Task brief:
Copy every record below exactly as written, but leave out the pictures.

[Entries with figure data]
## START
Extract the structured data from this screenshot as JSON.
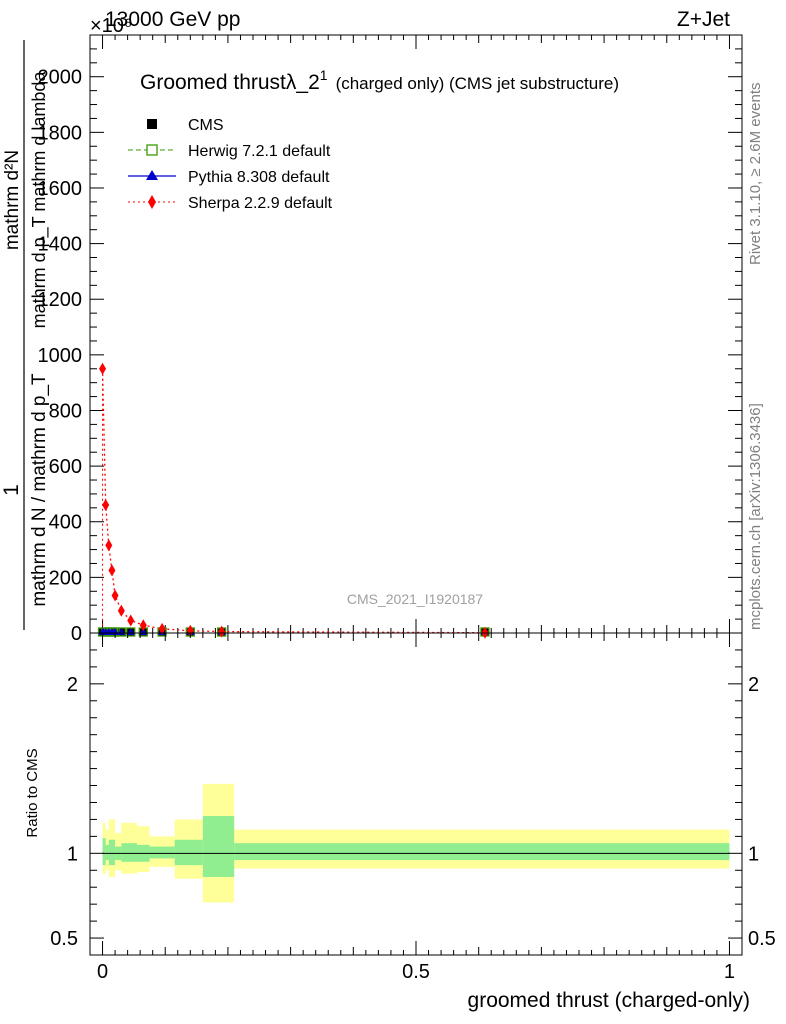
{
  "header": {
    "left": "13000 GeV pp",
    "right": "Z+Jet",
    "exponent": "×10⁶"
  },
  "side_labels": {
    "rivet": "Rivet 3.1.10, ≥ 2.6M events",
    "mcplots": "mcplots.cern.ch [arXiv:1306.3436]"
  },
  "watermark": "CMS_2021_I1920187",
  "main_ylabel": {
    "numerator": "1",
    "denominator": "mathrm d N / mathrm d p_T",
    "right_num": "mathrm d²N",
    "right_den": "mathrm d p_T mathrm d lambda"
  },
  "ratio_ylabel": "Ratio to CMS",
  "title": {
    "main": "Groomed thrustλ_2",
    "sup": "1",
    "rest": "(charged only) (CMS jet substructure)"
  },
  "legend": [
    {
      "label": "CMS",
      "color": "#000000",
      "marker": "square-filled",
      "line": "none"
    },
    {
      "label": "Herwig 7.2.1 default",
      "color": "#3a9a00",
      "marker": "square-open",
      "line": "dashed"
    },
    {
      "label": "Pythia 8.308 default",
      "color": "#0000cc",
      "marker": "triangle",
      "line": "solid"
    },
    {
      "label": "Sherpa 2.2.9 default",
      "color": "#ff0000",
      "marker": "diamond",
      "line": "dotted"
    }
  ],
  "chart_data": [
    {
      "type": "scatter",
      "panel": "main",
      "title": "Groomed thrustλ_2^1 (charged only) (CMS jet substructure)",
      "xlabel": "groomed thrust (charged-only)",
      "ylim": [
        0,
        2150
      ],
      "xlim": [
        -0.02,
        1.02
      ],
      "y_ticks": [
        0,
        200,
        400,
        600,
        800,
        1000,
        1200,
        1400,
        1600,
        1800,
        2000
      ],
      "y_tick_labels": [
        "0",
        "200",
        "400",
        "600",
        "800",
        "1000",
        "1200",
        "1400",
        "1600",
        "1800",
        "2000"
      ],
      "legend_position": "top-left",
      "grid": false,
      "series": [
        {
          "name": "CMS",
          "color": "#000000",
          "x": [
            0.0,
            0.005,
            0.01,
            0.015,
            0.02,
            0.03,
            0.045,
            0.065,
            0.095,
            0.14,
            0.19,
            0.61
          ],
          "y": [
            0,
            0,
            0,
            0,
            0,
            0,
            0,
            0,
            0,
            0,
            0,
            0
          ]
        },
        {
          "name": "Herwig 7.2.1 default",
          "color": "#3a9a00",
          "x": [
            0.0,
            0.005,
            0.01,
            0.015,
            0.02,
            0.03,
            0.045,
            0.065,
            0.095,
            0.14,
            0.19,
            0.61
          ],
          "y": [
            0,
            0,
            0,
            0,
            0,
            0,
            0,
            0,
            0,
            0,
            0,
            0
          ]
        },
        {
          "name": "Pythia 8.308 default",
          "color": "#0000cc",
          "x": [
            0.0,
            0.005,
            0.01,
            0.015,
            0.02,
            0.03,
            0.045,
            0.065,
            0.095,
            0.14,
            0.19,
            0.61
          ],
          "y": [
            0,
            0,
            0,
            0,
            0,
            0,
            0,
            0,
            0,
            0,
            0,
            0
          ]
        },
        {
          "name": "Sherpa 2.2.9 default",
          "color": "#ff0000",
          "x": [
            0.0,
            0.005,
            0.01,
            0.015,
            0.02,
            0.03,
            0.045,
            0.065,
            0.095,
            0.14,
            0.19,
            0.61
          ],
          "y": [
            950,
            460,
            315,
            225,
            135,
            80,
            45,
            28,
            15,
            8,
            5,
            1
          ]
        }
      ]
    },
    {
      "type": "area",
      "panel": "ratio",
      "ylabel": "Ratio to CMS",
      "xlabel": "groomed thrust (charged-only)",
      "xlim": [
        -0.02,
        1.02
      ],
      "ylim": [
        0.4,
        2.3
      ],
      "x_ticks": [
        0,
        0.5,
        1
      ],
      "x_tick_labels": [
        "0",
        "0.5",
        "1"
      ],
      "y_ticks": [
        0.5,
        1,
        2
      ],
      "y_tick_labels": [
        "0.5",
        "1",
        "2"
      ],
      "bands": [
        {
          "x0": 0.0,
          "x1": 0.005,
          "stat_lo": 0.93,
          "stat_hi": 1.09,
          "tot_lo": 0.88,
          "tot_hi": 1.18
        },
        {
          "x0": 0.005,
          "x1": 0.01,
          "stat_lo": 0.96,
          "stat_hi": 1.05,
          "tot_lo": 0.9,
          "tot_hi": 1.14
        },
        {
          "x0": 0.01,
          "x1": 0.02,
          "stat_lo": 0.93,
          "stat_hi": 1.08,
          "tot_lo": 0.86,
          "tot_hi": 1.2
        },
        {
          "x0": 0.02,
          "x1": 0.03,
          "stat_lo": 0.96,
          "stat_hi": 1.04,
          "tot_lo": 0.9,
          "tot_hi": 1.12
        },
        {
          "x0": 0.03,
          "x1": 0.055,
          "stat_lo": 0.95,
          "stat_hi": 1.06,
          "tot_lo": 0.88,
          "tot_hi": 1.18
        },
        {
          "x0": 0.055,
          "x1": 0.075,
          "stat_lo": 0.95,
          "stat_hi": 1.05,
          "tot_lo": 0.89,
          "tot_hi": 1.16
        },
        {
          "x0": 0.075,
          "x1": 0.115,
          "stat_lo": 0.97,
          "stat_hi": 1.04,
          "tot_lo": 0.92,
          "tot_hi": 1.1
        },
        {
          "x0": 0.115,
          "x1": 0.16,
          "stat_lo": 0.93,
          "stat_hi": 1.08,
          "tot_lo": 0.85,
          "tot_hi": 1.2
        },
        {
          "x0": 0.16,
          "x1": 0.21,
          "stat_lo": 0.86,
          "stat_hi": 1.22,
          "tot_lo": 0.71,
          "tot_hi": 1.41
        },
        {
          "x0": 0.21,
          "x1": 1.0,
          "stat_lo": 0.96,
          "stat_hi": 1.06,
          "tot_lo": 0.91,
          "tot_hi": 1.14
        }
      ],
      "reference_line": 1.0,
      "colors": {
        "stat": "#90ee90",
        "total": "#ffff99"
      }
    }
  ]
}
## END
Answer for the task:
Extract the structured data from this screenshot as JSON.
{
  "header": {
    "left": "13000 GeV pp",
    "right": "Z+Jet",
    "exponent": "×10⁶"
  },
  "side_labels": {
    "rivet": "Rivet 3.1.10, ≥ 2.6M events",
    "mcplots": "mcplots.cern.ch [arXiv:1306.3436]"
  },
  "watermark": "CMS_2021_I1920187",
  "main_ylabel": {
    "numerator": "1",
    "denominator": "mathrm d N / mathrm d p_T",
    "right_num": "mathrm d²N",
    "right_den": "mathrm d p_T mathrm d lambda"
  },
  "ratio_ylabel": "Ratio to CMS",
  "title": {
    "main": "Groomed thrustλ_2",
    "sup": "1",
    "rest": "(charged only) (CMS jet substructure)"
  },
  "legend": [
    {
      "label": "CMS",
      "color": "#000000",
      "marker": "square-filled",
      "line": "none"
    },
    {
      "label": "Herwig 7.2.1 default",
      "color": "#3a9a00",
      "marker": "square-open",
      "line": "dashed"
    },
    {
      "label": "Pythia 8.308 default",
      "color": "#0000cc",
      "marker": "triangle",
      "line": "solid"
    },
    {
      "label": "Sherpa 2.2.9 default",
      "color": "#ff0000",
      "marker": "diamond",
      "line": "dotted"
    }
  ],
  "chart_data": [
    {
      "type": "scatter",
      "panel": "main",
      "title": "Groomed thrustλ_2^1 (charged only) (CMS jet substructure)",
      "xlabel": "groomed thrust (charged-only)",
      "ylim": [
        0,
        2150
      ],
      "xlim": [
        -0.02,
        1.02
      ],
      "y_ticks": [
        0,
        200,
        400,
        600,
        800,
        1000,
        1200,
        1400,
        1600,
        1800,
        2000
      ],
      "y_tick_labels": [
        "0",
        "200",
        "400",
        "600",
        "800",
        "1000",
        "1200",
        "1400",
        "1600",
        "1800",
        "2000"
      ],
      "legend_position": "top-left",
      "grid": false,
      "series": [
        {
          "name": "CMS",
          "color": "#000000",
          "x": [
            0.0,
            0.005,
            0.01,
            0.015,
            0.02,
            0.03,
            0.045,
            0.065,
            0.095,
            0.14,
            0.19,
            0.61
          ],
          "y": [
            0,
            0,
            0,
            0,
            0,
            0,
            0,
            0,
            0,
            0,
            0,
            0
          ]
        },
        {
          "name": "Herwig 7.2.1 default",
          "color": "#3a9a00",
          "x": [
            0.0,
            0.005,
            0.01,
            0.015,
            0.02,
            0.03,
            0.045,
            0.065,
            0.095,
            0.14,
            0.19,
            0.61
          ],
          "y": [
            0,
            0,
            0,
            0,
            0,
            0,
            0,
            0,
            0,
            0,
            0,
            0
          ]
        },
        {
          "name": "Pythia 8.308 default",
          "color": "#0000cc",
          "x": [
            0.0,
            0.005,
            0.01,
            0.015,
            0.02,
            0.03,
            0.045,
            0.065,
            0.095,
            0.14,
            0.19,
            0.61
          ],
          "y": [
            0,
            0,
            0,
            0,
            0,
            0,
            0,
            0,
            0,
            0,
            0,
            0
          ]
        },
        {
          "name": "Sherpa 2.2.9 default",
          "color": "#ff0000",
          "x": [
            0.0,
            0.005,
            0.01,
            0.015,
            0.02,
            0.03,
            0.045,
            0.065,
            0.095,
            0.14,
            0.19,
            0.61
          ],
          "y": [
            950,
            460,
            315,
            225,
            135,
            80,
            45,
            28,
            15,
            8,
            5,
            1
          ]
        }
      ]
    },
    {
      "type": "area",
      "panel": "ratio",
      "ylabel": "Ratio to CMS",
      "xlabel": "groomed thrust (charged-only)",
      "xlim": [
        -0.02,
        1.02
      ],
      "ylim": [
        0.4,
        2.3
      ],
      "x_ticks": [
        0,
        0.5,
        1
      ],
      "x_tick_labels": [
        "0",
        "0.5",
        "1"
      ],
      "y_ticks": [
        0.5,
        1,
        2
      ],
      "y_tick_labels": [
        "0.5",
        "1",
        "2"
      ],
      "bands": [
        {
          "x0": 0.0,
          "x1": 0.005,
          "stat_lo": 0.93,
          "stat_hi": 1.09,
          "tot_lo": 0.88,
          "tot_hi": 1.18
        },
        {
          "x0": 0.005,
          "x1": 0.01,
          "stat_lo": 0.96,
          "stat_hi": 1.05,
          "tot_lo": 0.9,
          "tot_hi": 1.14
        },
        {
          "x0": 0.01,
          "x1": 0.02,
          "stat_lo": 0.93,
          "stat_hi": 1.08,
          "tot_lo": 0.86,
          "tot_hi": 1.2
        },
        {
          "x0": 0.02,
          "x1": 0.03,
          "stat_lo": 0.96,
          "stat_hi": 1.04,
          "tot_lo": 0.9,
          "tot_hi": 1.12
        },
        {
          "x0": 0.03,
          "x1": 0.055,
          "stat_lo": 0.95,
          "stat_hi": 1.06,
          "tot_lo": 0.88,
          "tot_hi": 1.18
        },
        {
          "x0": 0.055,
          "x1": 0.075,
          "stat_lo": 0.95,
          "stat_hi": 1.05,
          "tot_lo": 0.89,
          "tot_hi": 1.16
        },
        {
          "x0": 0.075,
          "x1": 0.115,
          "stat_lo": 0.97,
          "stat_hi": 1.04,
          "tot_lo": 0.92,
          "tot_hi": 1.1
        },
        {
          "x0": 0.115,
          "x1": 0.16,
          "stat_lo": 0.93,
          "stat_hi": 1.08,
          "tot_lo": 0.85,
          "tot_hi": 1.2
        },
        {
          "x0": 0.16,
          "x1": 0.21,
          "stat_lo": 0.86,
          "stat_hi": 1.22,
          "tot_lo": 0.71,
          "tot_hi": 1.41
        },
        {
          "x0": 0.21,
          "x1": 1.0,
          "stat_lo": 0.96,
          "stat_hi": 1.06,
          "tot_lo": 0.91,
          "tot_hi": 1.14
        }
      ],
      "reference_line": 1.0,
      "colors": {
        "stat": "#90ee90",
        "total": "#ffff99"
      }
    }
  ]
}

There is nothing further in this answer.